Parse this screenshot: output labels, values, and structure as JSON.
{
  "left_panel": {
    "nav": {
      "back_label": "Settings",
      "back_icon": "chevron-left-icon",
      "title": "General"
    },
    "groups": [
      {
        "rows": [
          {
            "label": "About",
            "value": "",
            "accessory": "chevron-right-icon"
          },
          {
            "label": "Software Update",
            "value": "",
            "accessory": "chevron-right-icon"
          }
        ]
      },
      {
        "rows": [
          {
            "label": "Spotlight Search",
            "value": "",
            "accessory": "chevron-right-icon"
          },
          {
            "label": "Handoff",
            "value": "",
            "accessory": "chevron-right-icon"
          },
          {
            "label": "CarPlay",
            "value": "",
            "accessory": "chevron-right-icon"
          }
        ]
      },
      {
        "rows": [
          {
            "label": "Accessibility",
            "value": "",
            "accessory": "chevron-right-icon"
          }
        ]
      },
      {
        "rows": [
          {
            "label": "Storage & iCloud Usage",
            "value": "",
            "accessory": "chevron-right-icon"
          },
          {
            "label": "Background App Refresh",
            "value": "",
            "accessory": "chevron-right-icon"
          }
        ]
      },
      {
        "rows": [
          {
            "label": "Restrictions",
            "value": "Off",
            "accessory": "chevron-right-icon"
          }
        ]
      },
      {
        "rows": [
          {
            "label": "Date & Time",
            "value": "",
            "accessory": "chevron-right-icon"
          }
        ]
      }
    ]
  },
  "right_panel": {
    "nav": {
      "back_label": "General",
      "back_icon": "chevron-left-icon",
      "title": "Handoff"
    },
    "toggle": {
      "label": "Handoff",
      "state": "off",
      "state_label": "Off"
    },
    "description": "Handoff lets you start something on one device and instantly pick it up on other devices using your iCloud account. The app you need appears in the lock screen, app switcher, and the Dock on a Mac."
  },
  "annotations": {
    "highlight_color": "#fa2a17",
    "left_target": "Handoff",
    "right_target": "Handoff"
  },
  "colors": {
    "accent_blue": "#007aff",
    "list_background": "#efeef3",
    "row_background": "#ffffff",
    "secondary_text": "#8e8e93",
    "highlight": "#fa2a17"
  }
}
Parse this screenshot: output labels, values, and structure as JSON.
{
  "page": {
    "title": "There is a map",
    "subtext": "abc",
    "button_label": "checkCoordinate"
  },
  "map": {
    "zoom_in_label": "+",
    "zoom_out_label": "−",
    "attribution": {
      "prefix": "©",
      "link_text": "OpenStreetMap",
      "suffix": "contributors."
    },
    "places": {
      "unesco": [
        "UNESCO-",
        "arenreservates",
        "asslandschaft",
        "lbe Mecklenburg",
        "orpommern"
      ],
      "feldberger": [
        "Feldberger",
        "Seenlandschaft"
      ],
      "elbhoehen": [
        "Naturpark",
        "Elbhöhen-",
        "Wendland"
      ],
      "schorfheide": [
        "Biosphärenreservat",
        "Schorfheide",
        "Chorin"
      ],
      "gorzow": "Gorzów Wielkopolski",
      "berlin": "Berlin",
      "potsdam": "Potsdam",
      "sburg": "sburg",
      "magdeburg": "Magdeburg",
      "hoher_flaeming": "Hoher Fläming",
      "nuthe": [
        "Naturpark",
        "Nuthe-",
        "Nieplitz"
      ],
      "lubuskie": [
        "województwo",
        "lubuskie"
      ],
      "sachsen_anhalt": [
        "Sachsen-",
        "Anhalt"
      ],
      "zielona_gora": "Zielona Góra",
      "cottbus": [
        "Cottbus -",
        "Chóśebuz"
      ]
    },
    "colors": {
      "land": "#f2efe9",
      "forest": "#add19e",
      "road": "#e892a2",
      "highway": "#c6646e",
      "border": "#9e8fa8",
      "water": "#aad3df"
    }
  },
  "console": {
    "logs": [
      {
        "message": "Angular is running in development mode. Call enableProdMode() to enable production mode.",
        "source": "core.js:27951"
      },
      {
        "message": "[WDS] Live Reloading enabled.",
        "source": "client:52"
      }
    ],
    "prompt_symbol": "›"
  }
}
□ □ □ □ □ □ □
- **Description of the task**
Say how many lines in this listing hold the string "iCloud", giving the count and nothing more.

- **Response to this exercise**
2